━━━━━ Data to use

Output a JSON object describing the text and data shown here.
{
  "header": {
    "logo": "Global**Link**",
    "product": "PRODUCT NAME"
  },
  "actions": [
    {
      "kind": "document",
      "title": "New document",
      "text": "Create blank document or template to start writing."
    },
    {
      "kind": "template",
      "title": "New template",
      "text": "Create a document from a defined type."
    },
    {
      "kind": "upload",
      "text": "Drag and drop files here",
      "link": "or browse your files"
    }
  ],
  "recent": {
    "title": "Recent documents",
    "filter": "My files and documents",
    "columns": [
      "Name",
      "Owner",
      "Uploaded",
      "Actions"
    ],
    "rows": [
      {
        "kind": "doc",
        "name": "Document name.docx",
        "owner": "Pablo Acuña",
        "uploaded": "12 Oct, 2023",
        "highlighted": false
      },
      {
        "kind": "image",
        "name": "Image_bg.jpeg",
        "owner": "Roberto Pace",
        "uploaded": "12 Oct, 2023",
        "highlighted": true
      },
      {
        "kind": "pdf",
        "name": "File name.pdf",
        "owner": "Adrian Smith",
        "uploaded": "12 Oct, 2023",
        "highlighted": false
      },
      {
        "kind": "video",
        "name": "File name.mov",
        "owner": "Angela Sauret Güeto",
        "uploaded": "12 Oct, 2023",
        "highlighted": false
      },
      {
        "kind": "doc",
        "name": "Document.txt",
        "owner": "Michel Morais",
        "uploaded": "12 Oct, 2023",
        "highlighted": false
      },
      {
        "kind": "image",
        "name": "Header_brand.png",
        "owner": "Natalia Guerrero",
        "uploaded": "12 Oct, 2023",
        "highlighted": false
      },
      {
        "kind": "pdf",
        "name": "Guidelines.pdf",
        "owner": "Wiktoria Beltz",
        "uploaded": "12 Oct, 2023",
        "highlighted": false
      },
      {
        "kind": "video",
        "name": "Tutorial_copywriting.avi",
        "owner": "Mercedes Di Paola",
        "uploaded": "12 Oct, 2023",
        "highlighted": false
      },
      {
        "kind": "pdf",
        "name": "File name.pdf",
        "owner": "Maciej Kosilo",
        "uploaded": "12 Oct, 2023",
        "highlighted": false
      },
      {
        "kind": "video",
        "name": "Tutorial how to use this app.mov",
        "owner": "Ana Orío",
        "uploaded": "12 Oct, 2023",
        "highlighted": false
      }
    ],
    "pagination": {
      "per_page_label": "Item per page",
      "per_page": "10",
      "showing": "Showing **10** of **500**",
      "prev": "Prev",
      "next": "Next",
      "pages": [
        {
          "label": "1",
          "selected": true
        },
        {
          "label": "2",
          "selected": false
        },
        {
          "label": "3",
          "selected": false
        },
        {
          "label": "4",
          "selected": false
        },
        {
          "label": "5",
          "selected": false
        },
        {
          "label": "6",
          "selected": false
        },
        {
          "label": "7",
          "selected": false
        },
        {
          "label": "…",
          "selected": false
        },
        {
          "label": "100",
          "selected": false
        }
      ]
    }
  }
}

━━━━━━━━━━

* To do
Find the lines holding "Create" and list every one.

* Correct output
      "text": "Create blank document or template to start writing."
      "text": "Create a document from a defined type."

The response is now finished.